[What the exercise asks] Would you repeat the listing exactly but omit every picture?

[Dataset records]

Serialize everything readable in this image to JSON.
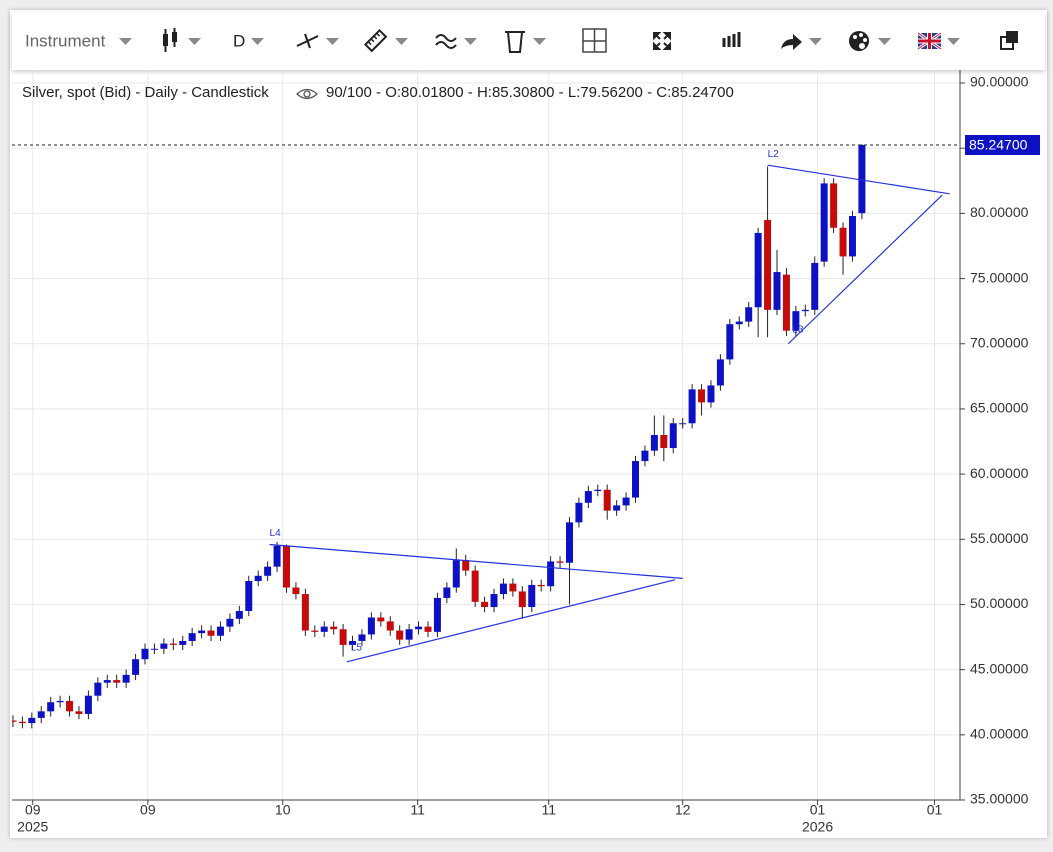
{
  "toolbar": {
    "instrument": "Instrument",
    "interval": "D"
  },
  "chart_data": {
    "type": "candlestick",
    "title": "Silver, spot (Bid) - Daily - Candlestick",
    "info": "90/100 - O:80.01800 - H:85.30800 - L:79.56200 - C:85.24700",
    "up_color": "#0c12c4",
    "down_color": "#c40c0c",
    "grid": true,
    "open": [
      41.1,
      41.0,
      40.9,
      41.3,
      41.8,
      42.5,
      42.6,
      41.8,
      41.6,
      43.0,
      44.0,
      44.2,
      44.0,
      44.6,
      45.8,
      46.6,
      46.6,
      47.0,
      46.9,
      47.2,
      47.8,
      48.0,
      47.6,
      48.3,
      48.9,
      49.5,
      51.8,
      52.2,
      52.9,
      54.5,
      51.3,
      50.8,
      48.0,
      47.9,
      48.3,
      48.1,
      46.9,
      47.2,
      47.7,
      49.0,
      48.7,
      48.0,
      47.3,
      48.1,
      48.3,
      47.9,
      50.5,
      51.3,
      53.4,
      52.6,
      50.2,
      49.8,
      50.8,
      51.6,
      51.0,
      49.8,
      51.5,
      51.4,
      53.3,
      53.2,
      56.3,
      57.8,
      58.7,
      58.8,
      57.2,
      57.6,
      58.2,
      61.0,
      61.8,
      63.0,
      62.0,
      63.9,
      63.9,
      66.5,
      65.5,
      66.8,
      68.8,
      71.5,
      71.7,
      72.8,
      79.5,
      72.6,
      75.3,
      71.0,
      72.5,
      72.6,
      76.3,
      82.3,
      78.9,
      76.7,
      80.018
    ],
    "high": [
      41.5,
      41.4,
      41.7,
      42.2,
      42.9,
      43.0,
      43.0,
      42.2,
      43.4,
      44.4,
      44.6,
      44.6,
      45.0,
      46.2,
      47.0,
      47.0,
      47.4,
      47.4,
      47.6,
      48.2,
      48.4,
      48.4,
      48.7,
      49.3,
      49.9,
      52.2,
      52.6,
      53.3,
      54.8,
      54.6,
      51.7,
      51.2,
      48.4,
      48.7,
      48.7,
      48.5,
      47.6,
      48.1,
      49.4,
      49.4,
      49.1,
      48.4,
      48.5,
      48.7,
      48.7,
      50.9,
      51.7,
      54.3,
      53.8,
      53.0,
      50.6,
      51.2,
      52.0,
      52.0,
      51.4,
      51.9,
      51.9,
      53.7,
      53.7,
      56.7,
      58.2,
      59.1,
      59.2,
      59.2,
      58.0,
      58.6,
      61.4,
      62.2,
      64.5,
      64.5,
      64.3,
      64.3,
      66.9,
      66.9,
      67.2,
      69.2,
      71.9,
      72.1,
      73.2,
      78.9,
      83.6,
      77.2,
      75.8,
      72.9,
      73.0,
      76.7,
      82.7,
      82.7,
      79.3,
      80.2,
      85.308
    ],
    "low": [
      40.6,
      40.5,
      40.5,
      40.9,
      41.4,
      42.1,
      41.4,
      41.2,
      41.2,
      42.6,
      43.6,
      43.6,
      43.6,
      44.2,
      45.4,
      46.2,
      46.2,
      46.5,
      46.5,
      46.8,
      47.4,
      47.2,
      47.2,
      47.9,
      48.5,
      49.1,
      51.4,
      51.8,
      52.5,
      50.9,
      50.4,
      47.6,
      47.5,
      47.5,
      47.7,
      46.0,
      46.5,
      46.8,
      47.3,
      48.3,
      47.6,
      46.9,
      46.9,
      47.7,
      47.5,
      47.5,
      50.1,
      50.9,
      52.2,
      49.8,
      49.4,
      49.4,
      50.4,
      50.6,
      48.9,
      49.4,
      51.0,
      51.0,
      52.8,
      50.0,
      55.9,
      57.4,
      58.3,
      56.5,
      56.8,
      57.2,
      57.8,
      60.6,
      61.4,
      61.0,
      61.6,
      63.5,
      63.5,
      64.5,
      65.1,
      66.4,
      68.4,
      71.1,
      71.3,
      70.5,
      70.5,
      72.2,
      70.6,
      70.6,
      72.1,
      72.2,
      75.9,
      78.5,
      75.3,
      76.3,
      79.562
    ],
    "close": [
      41.0,
      40.9,
      41.3,
      41.8,
      42.5,
      42.6,
      41.8,
      41.6,
      43.0,
      44.0,
      44.2,
      44.0,
      44.6,
      45.8,
      46.6,
      46.6,
      47.0,
      46.9,
      47.2,
      47.8,
      48.0,
      47.6,
      48.3,
      48.9,
      49.5,
      51.8,
      52.2,
      52.9,
      54.5,
      51.3,
      50.8,
      48.0,
      47.9,
      48.3,
      48.1,
      46.9,
      47.2,
      47.7,
      49.0,
      48.7,
      48.0,
      47.3,
      48.1,
      48.3,
      47.9,
      50.5,
      51.3,
      53.4,
      52.6,
      50.2,
      49.8,
      50.8,
      51.6,
      51.0,
      49.8,
      51.5,
      51.4,
      53.3,
      53.2,
      56.3,
      57.8,
      58.7,
      58.8,
      57.2,
      57.6,
      58.2,
      61.0,
      61.8,
      63.0,
      62.0,
      63.9,
      63.9,
      66.5,
      65.5,
      66.8,
      68.8,
      71.5,
      71.7,
      72.8,
      78.5,
      72.6,
      75.5,
      71.0,
      72.5,
      72.6,
      76.2,
      82.3,
      78.9,
      76.7,
      79.8,
      85.247
    ],
    "xlim": [
      -0.1,
      100.4
    ],
    "ylim": [
      35,
      91
    ],
    "xticks": [
      {
        "value": 2.1,
        "label": "09",
        "year": "2025"
      },
      {
        "value": 14.3,
        "label": "09"
      },
      {
        "value": 28.6,
        "label": "10"
      },
      {
        "value": 42.9,
        "label": "11"
      },
      {
        "value": 56.8,
        "label": "11"
      },
      {
        "value": 71.0,
        "label": "12"
      },
      {
        "value": 85.3,
        "label": "01",
        "year": "2026"
      },
      {
        "value": 97.7,
        "label": "01"
      }
    ],
    "yticks": [
      {
        "value": 35,
        "label": "35.00000"
      },
      {
        "value": 40,
        "label": "40.00000"
      },
      {
        "value": 45,
        "label": "45.00000"
      },
      {
        "value": 50,
        "label": "50.00000"
      },
      {
        "value": 55,
        "label": "55.00000"
      },
      {
        "value": 60,
        "label": "60.00000"
      },
      {
        "value": 65,
        "label": "65.00000"
      },
      {
        "value": 70,
        "label": "70.00000"
      },
      {
        "value": 75,
        "label": "75.00000"
      },
      {
        "value": 80,
        "label": "80.00000"
      },
      {
        "value": 85,
        "label": "85.00000"
      },
      {
        "value": 90,
        "label": "90.00000"
      }
    ],
    "last_price": {
      "value": 85.247,
      "label": "85.24700"
    },
    "drawings": [
      {
        "label": "L4",
        "start": [
          27.2,
          54.6
        ],
        "end": [
          71.0,
          52.0
        ]
      },
      {
        "label": "L5",
        "start": [
          35.4,
          45.6
        ],
        "end": [
          70.2,
          51.9
        ]
      },
      {
        "label": "L2",
        "start": [
          80.0,
          83.7
        ],
        "end": [
          99.3,
          81.5
        ]
      },
      {
        "label": "L3",
        "start": [
          82.2,
          70.0
        ],
        "end": [
          98.5,
          81.4
        ]
      }
    ],
    "drawing_color": "#2233dd"
  }
}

[Result of the task]
Serialize everything readable in this image to JSON.
{
  "toolbar": {
    "instrument": "Instrument",
    "interval": "D"
  },
  "chart_data": {
    "type": "candlestick",
    "title": "Silver, spot (Bid) - Daily - Candlestick",
    "info": "90/100 - O:80.01800 - H:85.30800 - L:79.56200 - C:85.24700",
    "up_color": "#0c12c4",
    "down_color": "#c40c0c",
    "grid": true,
    "open": [
      41.1,
      41.0,
      40.9,
      41.3,
      41.8,
      42.5,
      42.6,
      41.8,
      41.6,
      43.0,
      44.0,
      44.2,
      44.0,
      44.6,
      45.8,
      46.6,
      46.6,
      47.0,
      46.9,
      47.2,
      47.8,
      48.0,
      47.6,
      48.3,
      48.9,
      49.5,
      51.8,
      52.2,
      52.9,
      54.5,
      51.3,
      50.8,
      48.0,
      47.9,
      48.3,
      48.1,
      46.9,
      47.2,
      47.7,
      49.0,
      48.7,
      48.0,
      47.3,
      48.1,
      48.3,
      47.9,
      50.5,
      51.3,
      53.4,
      52.6,
      50.2,
      49.8,
      50.8,
      51.6,
      51.0,
      49.8,
      51.5,
      51.4,
      53.3,
      53.2,
      56.3,
      57.8,
      58.7,
      58.8,
      57.2,
      57.6,
      58.2,
      61.0,
      61.8,
      63.0,
      62.0,
      63.9,
      63.9,
      66.5,
      65.5,
      66.8,
      68.8,
      71.5,
      71.7,
      72.8,
      79.5,
      72.6,
      75.3,
      71.0,
      72.5,
      72.6,
      76.3,
      82.3,
      78.9,
      76.7,
      80.018
    ],
    "high": [
      41.5,
      41.4,
      41.7,
      42.2,
      42.9,
      43.0,
      43.0,
      42.2,
      43.4,
      44.4,
      44.6,
      44.6,
      45.0,
      46.2,
      47.0,
      47.0,
      47.4,
      47.4,
      47.6,
      48.2,
      48.4,
      48.4,
      48.7,
      49.3,
      49.9,
      52.2,
      52.6,
      53.3,
      54.8,
      54.6,
      51.7,
      51.2,
      48.4,
      48.7,
      48.7,
      48.5,
      47.6,
      48.1,
      49.4,
      49.4,
      49.1,
      48.4,
      48.5,
      48.7,
      48.7,
      50.9,
      51.7,
      54.3,
      53.8,
      53.0,
      50.6,
      51.2,
      52.0,
      52.0,
      51.4,
      51.9,
      51.9,
      53.7,
      53.7,
      56.7,
      58.2,
      59.1,
      59.2,
      59.2,
      58.0,
      58.6,
      61.4,
      62.2,
      64.5,
      64.5,
      64.3,
      64.3,
      66.9,
      66.9,
      67.2,
      69.2,
      71.9,
      72.1,
      73.2,
      78.9,
      83.6,
      77.2,
      75.8,
      72.9,
      73.0,
      76.7,
      82.7,
      82.7,
      79.3,
      80.2,
      85.308
    ],
    "low": [
      40.6,
      40.5,
      40.5,
      40.9,
      41.4,
      42.1,
      41.4,
      41.2,
      41.2,
      42.6,
      43.6,
      43.6,
      43.6,
      44.2,
      45.4,
      46.2,
      46.2,
      46.5,
      46.5,
      46.8,
      47.4,
      47.2,
      47.2,
      47.9,
      48.5,
      49.1,
      51.4,
      51.8,
      52.5,
      50.9,
      50.4,
      47.6,
      47.5,
      47.5,
      47.7,
      46.0,
      46.5,
      46.8,
      47.3,
      48.3,
      47.6,
      46.9,
      46.9,
      47.7,
      47.5,
      47.5,
      50.1,
      50.9,
      52.2,
      49.8,
      49.4,
      49.4,
      50.4,
      50.6,
      48.9,
      49.4,
      51.0,
      51.0,
      52.8,
      50.0,
      55.9,
      57.4,
      58.3,
      56.5,
      56.8,
      57.2,
      57.8,
      60.6,
      61.4,
      61.0,
      61.6,
      63.5,
      63.5,
      64.5,
      65.1,
      66.4,
      68.4,
      71.1,
      71.3,
      70.5,
      70.5,
      72.2,
      70.6,
      70.6,
      72.1,
      72.2,
      75.9,
      78.5,
      75.3,
      76.3,
      79.562
    ],
    "close": [
      41.0,
      40.9,
      41.3,
      41.8,
      42.5,
      42.6,
      41.8,
      41.6,
      43.0,
      44.0,
      44.2,
      44.0,
      44.6,
      45.8,
      46.6,
      46.6,
      47.0,
      46.9,
      47.2,
      47.8,
      48.0,
      47.6,
      48.3,
      48.9,
      49.5,
      51.8,
      52.2,
      52.9,
      54.5,
      51.3,
      50.8,
      48.0,
      47.9,
      48.3,
      48.1,
      46.9,
      47.2,
      47.7,
      49.0,
      48.7,
      48.0,
      47.3,
      48.1,
      48.3,
      47.9,
      50.5,
      51.3,
      53.4,
      52.6,
      50.2,
      49.8,
      50.8,
      51.6,
      51.0,
      49.8,
      51.5,
      51.4,
      53.3,
      53.2,
      56.3,
      57.8,
      58.7,
      58.8,
      57.2,
      57.6,
      58.2,
      61.0,
      61.8,
      63.0,
      62.0,
      63.9,
      63.9,
      66.5,
      65.5,
      66.8,
      68.8,
      71.5,
      71.7,
      72.8,
      78.5,
      72.6,
      75.5,
      71.0,
      72.5,
      72.6,
      76.2,
      82.3,
      78.9,
      76.7,
      79.8,
      85.247
    ],
    "xlim": [
      -0.1,
      100.4
    ],
    "ylim": [
      35,
      91
    ],
    "xticks": [
      {
        "value": 2.1,
        "label": "09",
        "year": "2025"
      },
      {
        "value": 14.3,
        "label": "09"
      },
      {
        "value": 28.6,
        "label": "10"
      },
      {
        "value": 42.9,
        "label": "11"
      },
      {
        "value": 56.8,
        "label": "11"
      },
      {
        "value": 71.0,
        "label": "12"
      },
      {
        "value": 85.3,
        "label": "01",
        "year": "2026"
      },
      {
        "value": 97.7,
        "label": "01"
      }
    ],
    "yticks": [
      {
        "value": 35,
        "label": "35.00000"
      },
      {
        "value": 40,
        "label": "40.00000"
      },
      {
        "value": 45,
        "label": "45.00000"
      },
      {
        "value": 50,
        "label": "50.00000"
      },
      {
        "value": 55,
        "label": "55.00000"
      },
      {
        "value": 60,
        "label": "60.00000"
      },
      {
        "value": 65,
        "label": "65.00000"
      },
      {
        "value": 70,
        "label": "70.00000"
      },
      {
        "value": 75,
        "label": "75.00000"
      },
      {
        "value": 80,
        "label": "80.00000"
      },
      {
        "value": 85,
        "label": "85.00000"
      },
      {
        "value": 90,
        "label": "90.00000"
      }
    ],
    "last_price": {
      "value": 85.247,
      "label": "85.24700"
    },
    "drawings": [
      {
        "label": "L4",
        "start": [
          27.2,
          54.6
        ],
        "end": [
          71.0,
          52.0
        ]
      },
      {
        "label": "L5",
        "start": [
          35.4,
          45.6
        ],
        "end": [
          70.2,
          51.9
        ]
      },
      {
        "label": "L2",
        "start": [
          80.0,
          83.7
        ],
        "end": [
          99.3,
          81.5
        ]
      },
      {
        "label": "L3",
        "start": [
          82.2,
          70.0
        ],
        "end": [
          98.5,
          81.4
        ]
      }
    ],
    "drawing_color": "#2233dd"
  }
}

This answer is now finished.